INSTRUCTIONS FOR THE TASK>
Could you convert the items, from the first line through the line with "localize each UI", into a JSON list of strings with one string per line and blank lines omitted?

begin RECORDS FOR PROCESSING

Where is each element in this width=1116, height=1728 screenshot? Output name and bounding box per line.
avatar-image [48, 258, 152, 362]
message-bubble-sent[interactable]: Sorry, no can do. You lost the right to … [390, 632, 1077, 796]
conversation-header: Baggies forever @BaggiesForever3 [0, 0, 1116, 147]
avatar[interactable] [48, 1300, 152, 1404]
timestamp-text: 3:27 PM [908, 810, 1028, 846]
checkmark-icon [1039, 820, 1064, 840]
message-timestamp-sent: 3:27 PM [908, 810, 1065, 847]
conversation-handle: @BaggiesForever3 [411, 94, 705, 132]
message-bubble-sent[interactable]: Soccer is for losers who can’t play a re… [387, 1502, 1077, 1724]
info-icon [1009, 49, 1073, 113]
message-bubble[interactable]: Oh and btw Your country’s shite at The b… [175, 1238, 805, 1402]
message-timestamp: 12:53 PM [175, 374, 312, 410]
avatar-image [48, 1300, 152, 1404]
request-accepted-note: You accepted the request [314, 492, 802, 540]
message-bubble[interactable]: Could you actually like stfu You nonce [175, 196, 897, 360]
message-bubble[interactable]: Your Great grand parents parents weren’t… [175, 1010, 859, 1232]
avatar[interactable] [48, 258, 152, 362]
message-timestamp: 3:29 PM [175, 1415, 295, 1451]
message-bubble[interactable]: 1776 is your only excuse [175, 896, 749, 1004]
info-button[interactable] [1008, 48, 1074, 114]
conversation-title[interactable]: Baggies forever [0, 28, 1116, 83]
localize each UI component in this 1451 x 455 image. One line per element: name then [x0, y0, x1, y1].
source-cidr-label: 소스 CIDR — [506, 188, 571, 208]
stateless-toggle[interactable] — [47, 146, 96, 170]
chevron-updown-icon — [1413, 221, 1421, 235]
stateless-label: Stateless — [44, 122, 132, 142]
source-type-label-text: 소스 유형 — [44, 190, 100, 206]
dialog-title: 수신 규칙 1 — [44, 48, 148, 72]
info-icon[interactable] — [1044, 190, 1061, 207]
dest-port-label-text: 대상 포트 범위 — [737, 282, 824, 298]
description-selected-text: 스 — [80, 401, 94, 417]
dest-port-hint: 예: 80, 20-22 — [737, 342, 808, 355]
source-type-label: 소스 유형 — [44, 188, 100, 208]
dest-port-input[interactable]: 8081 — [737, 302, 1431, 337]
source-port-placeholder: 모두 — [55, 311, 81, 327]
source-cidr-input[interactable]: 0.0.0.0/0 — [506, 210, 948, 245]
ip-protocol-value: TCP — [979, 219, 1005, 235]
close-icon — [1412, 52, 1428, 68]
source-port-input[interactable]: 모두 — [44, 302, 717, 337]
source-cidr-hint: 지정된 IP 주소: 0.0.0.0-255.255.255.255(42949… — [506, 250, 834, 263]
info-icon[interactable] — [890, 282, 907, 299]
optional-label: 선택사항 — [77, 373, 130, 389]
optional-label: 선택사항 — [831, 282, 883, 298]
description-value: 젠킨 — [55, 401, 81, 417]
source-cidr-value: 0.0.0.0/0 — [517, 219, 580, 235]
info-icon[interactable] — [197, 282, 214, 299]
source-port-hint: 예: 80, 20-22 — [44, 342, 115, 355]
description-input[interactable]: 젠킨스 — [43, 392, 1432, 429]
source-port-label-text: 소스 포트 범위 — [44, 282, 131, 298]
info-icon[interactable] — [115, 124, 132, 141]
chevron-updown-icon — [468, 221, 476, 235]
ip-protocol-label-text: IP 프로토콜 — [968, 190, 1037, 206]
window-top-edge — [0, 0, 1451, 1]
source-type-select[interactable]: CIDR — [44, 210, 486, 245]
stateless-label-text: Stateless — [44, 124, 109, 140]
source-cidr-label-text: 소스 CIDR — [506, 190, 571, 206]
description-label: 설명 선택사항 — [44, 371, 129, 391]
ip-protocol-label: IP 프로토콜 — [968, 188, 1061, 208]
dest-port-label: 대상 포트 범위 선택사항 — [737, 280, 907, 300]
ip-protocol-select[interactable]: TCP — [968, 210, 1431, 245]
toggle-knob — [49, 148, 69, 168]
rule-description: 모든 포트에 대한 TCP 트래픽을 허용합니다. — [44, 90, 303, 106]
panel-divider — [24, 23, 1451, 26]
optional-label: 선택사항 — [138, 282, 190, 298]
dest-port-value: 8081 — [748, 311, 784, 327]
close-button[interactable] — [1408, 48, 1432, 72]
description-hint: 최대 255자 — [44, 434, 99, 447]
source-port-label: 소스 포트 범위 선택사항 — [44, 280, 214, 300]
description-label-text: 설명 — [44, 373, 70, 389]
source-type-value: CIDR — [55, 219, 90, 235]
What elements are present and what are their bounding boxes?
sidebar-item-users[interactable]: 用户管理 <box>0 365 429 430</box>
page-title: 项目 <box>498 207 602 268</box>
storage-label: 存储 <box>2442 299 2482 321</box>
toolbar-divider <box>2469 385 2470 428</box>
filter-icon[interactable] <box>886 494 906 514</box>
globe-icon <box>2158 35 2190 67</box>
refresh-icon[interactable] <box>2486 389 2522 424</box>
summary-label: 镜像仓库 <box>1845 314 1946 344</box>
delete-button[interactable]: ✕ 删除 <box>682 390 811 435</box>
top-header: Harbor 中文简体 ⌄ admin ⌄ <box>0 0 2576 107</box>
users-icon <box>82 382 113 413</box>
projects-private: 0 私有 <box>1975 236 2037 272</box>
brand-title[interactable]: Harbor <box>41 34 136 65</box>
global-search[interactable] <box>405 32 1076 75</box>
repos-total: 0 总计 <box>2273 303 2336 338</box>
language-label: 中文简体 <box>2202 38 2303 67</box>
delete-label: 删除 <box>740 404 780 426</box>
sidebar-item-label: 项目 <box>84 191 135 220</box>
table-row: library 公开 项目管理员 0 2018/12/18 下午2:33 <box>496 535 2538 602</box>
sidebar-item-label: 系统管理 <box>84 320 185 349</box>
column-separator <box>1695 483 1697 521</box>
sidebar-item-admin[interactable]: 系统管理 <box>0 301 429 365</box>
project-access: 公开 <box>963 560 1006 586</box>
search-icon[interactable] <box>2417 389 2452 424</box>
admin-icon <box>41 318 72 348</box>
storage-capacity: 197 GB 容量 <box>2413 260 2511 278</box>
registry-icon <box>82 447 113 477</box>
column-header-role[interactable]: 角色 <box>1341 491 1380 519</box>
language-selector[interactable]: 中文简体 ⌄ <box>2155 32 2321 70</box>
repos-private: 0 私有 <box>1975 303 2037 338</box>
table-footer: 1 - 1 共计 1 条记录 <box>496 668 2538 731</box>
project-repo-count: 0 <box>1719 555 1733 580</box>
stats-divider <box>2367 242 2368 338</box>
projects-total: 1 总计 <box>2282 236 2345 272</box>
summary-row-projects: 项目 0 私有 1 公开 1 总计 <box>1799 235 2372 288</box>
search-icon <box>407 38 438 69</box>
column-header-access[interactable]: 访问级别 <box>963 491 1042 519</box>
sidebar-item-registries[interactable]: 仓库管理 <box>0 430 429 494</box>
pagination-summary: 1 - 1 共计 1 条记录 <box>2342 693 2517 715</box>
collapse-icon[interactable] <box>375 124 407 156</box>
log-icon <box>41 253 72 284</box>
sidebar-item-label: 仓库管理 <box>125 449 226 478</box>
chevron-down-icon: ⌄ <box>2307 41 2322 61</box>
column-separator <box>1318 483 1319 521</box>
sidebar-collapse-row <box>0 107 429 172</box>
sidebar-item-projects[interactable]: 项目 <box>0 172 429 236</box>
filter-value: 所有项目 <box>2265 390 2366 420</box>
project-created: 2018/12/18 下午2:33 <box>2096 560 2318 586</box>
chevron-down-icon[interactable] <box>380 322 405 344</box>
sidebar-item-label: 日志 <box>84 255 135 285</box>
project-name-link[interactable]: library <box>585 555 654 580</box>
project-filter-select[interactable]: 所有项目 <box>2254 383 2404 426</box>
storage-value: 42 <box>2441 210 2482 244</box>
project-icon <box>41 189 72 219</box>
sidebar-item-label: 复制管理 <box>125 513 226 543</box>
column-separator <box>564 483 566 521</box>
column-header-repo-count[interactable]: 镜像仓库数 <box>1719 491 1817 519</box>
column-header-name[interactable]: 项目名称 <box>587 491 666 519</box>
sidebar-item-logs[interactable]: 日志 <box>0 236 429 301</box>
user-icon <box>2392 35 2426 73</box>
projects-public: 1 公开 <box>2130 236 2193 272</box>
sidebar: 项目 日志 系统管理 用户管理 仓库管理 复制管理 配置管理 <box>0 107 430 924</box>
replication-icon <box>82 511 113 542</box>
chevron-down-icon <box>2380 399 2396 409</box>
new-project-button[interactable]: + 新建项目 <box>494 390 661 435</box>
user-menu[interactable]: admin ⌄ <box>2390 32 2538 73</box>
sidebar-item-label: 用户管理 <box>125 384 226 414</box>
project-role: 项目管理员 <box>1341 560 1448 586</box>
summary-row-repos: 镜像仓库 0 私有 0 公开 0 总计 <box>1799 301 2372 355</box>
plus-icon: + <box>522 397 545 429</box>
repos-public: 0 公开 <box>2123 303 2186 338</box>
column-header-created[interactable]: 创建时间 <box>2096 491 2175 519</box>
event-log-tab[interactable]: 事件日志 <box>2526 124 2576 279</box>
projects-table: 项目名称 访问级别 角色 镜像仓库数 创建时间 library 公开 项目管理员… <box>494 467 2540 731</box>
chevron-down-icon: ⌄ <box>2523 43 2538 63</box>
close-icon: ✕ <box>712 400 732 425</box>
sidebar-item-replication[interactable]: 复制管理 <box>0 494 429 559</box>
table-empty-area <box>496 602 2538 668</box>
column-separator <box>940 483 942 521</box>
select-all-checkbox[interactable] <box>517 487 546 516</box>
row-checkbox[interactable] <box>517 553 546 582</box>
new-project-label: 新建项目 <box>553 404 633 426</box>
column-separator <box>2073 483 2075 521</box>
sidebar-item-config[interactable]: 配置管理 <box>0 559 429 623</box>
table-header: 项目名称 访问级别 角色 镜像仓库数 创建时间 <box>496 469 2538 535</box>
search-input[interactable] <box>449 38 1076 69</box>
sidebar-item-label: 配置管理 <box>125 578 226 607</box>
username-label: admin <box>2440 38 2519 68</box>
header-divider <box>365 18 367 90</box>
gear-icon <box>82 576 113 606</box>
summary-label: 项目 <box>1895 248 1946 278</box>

end RECORDS FOR PROCESSING

SOLUTION FOR THIS EXERCISE>
[
  "Where is each element in this width=1116, height=1728 screenshot? Output name and bounding box per line.",
  "avatar-image [48, 258, 152, 362]",
  "message-bubble-sent[interactable]: Sorry, no can do. You lost the right to … [390, 632, 1077, 796]",
  "conversation-header: Baggies forever @BaggiesForever3 [0, 0, 1116, 147]",
  "avatar[interactable] [48, 1300, 152, 1404]",
  "timestamp-text: 3:27 PM [908, 810, 1028, 846]",
  "checkmark-icon [1039, 820, 1064, 840]",
  "message-timestamp-sent: 3:27 PM [908, 810, 1065, 847]",
  "conversation-handle: @BaggiesForever3 [411, 94, 705, 132]",
  "message-bubble-sent[interactable]: Soccer is for losers who can’t play a re… [387, 1502, 1077, 1724]",
  "info-icon [1009, 49, 1073, 113]",
  "message-bubble[interactable]: Oh and btw Your country’s shite at The b… [175, 1238, 805, 1402]",
  "message-timestamp: 12:53 PM [175, 374, 312, 410]",
  "avatar-image [48, 1300, 152, 1404]",
  "request-accepted-note: You accepted the request [314, 492, 802, 540]",
  "message-bubble[interactable]: Could you actually like stfu You nonce [175, 196, 897, 360]",
  "message-bubble[interactable]: Your Great grand parents parents weren’t… [175, 1010, 859, 1232]",
  "avatar[interactable] [48, 258, 152, 362]",
  "message-timestamp: 3:29 PM [175, 1415, 295, 1451]",
  "message-bubble[interactable]: 1776 is your only excuse [175, 896, 749, 1004]",
  "info-button[interactable] [1008, 48, 1074, 114]",
  "conversation-title[interactable]: Baggies forever [0, 28, 1116, 83]",
  "localize each UI component in this 1451 x 455 image. One line per element: name then [x0, y0, x1, y1]."
]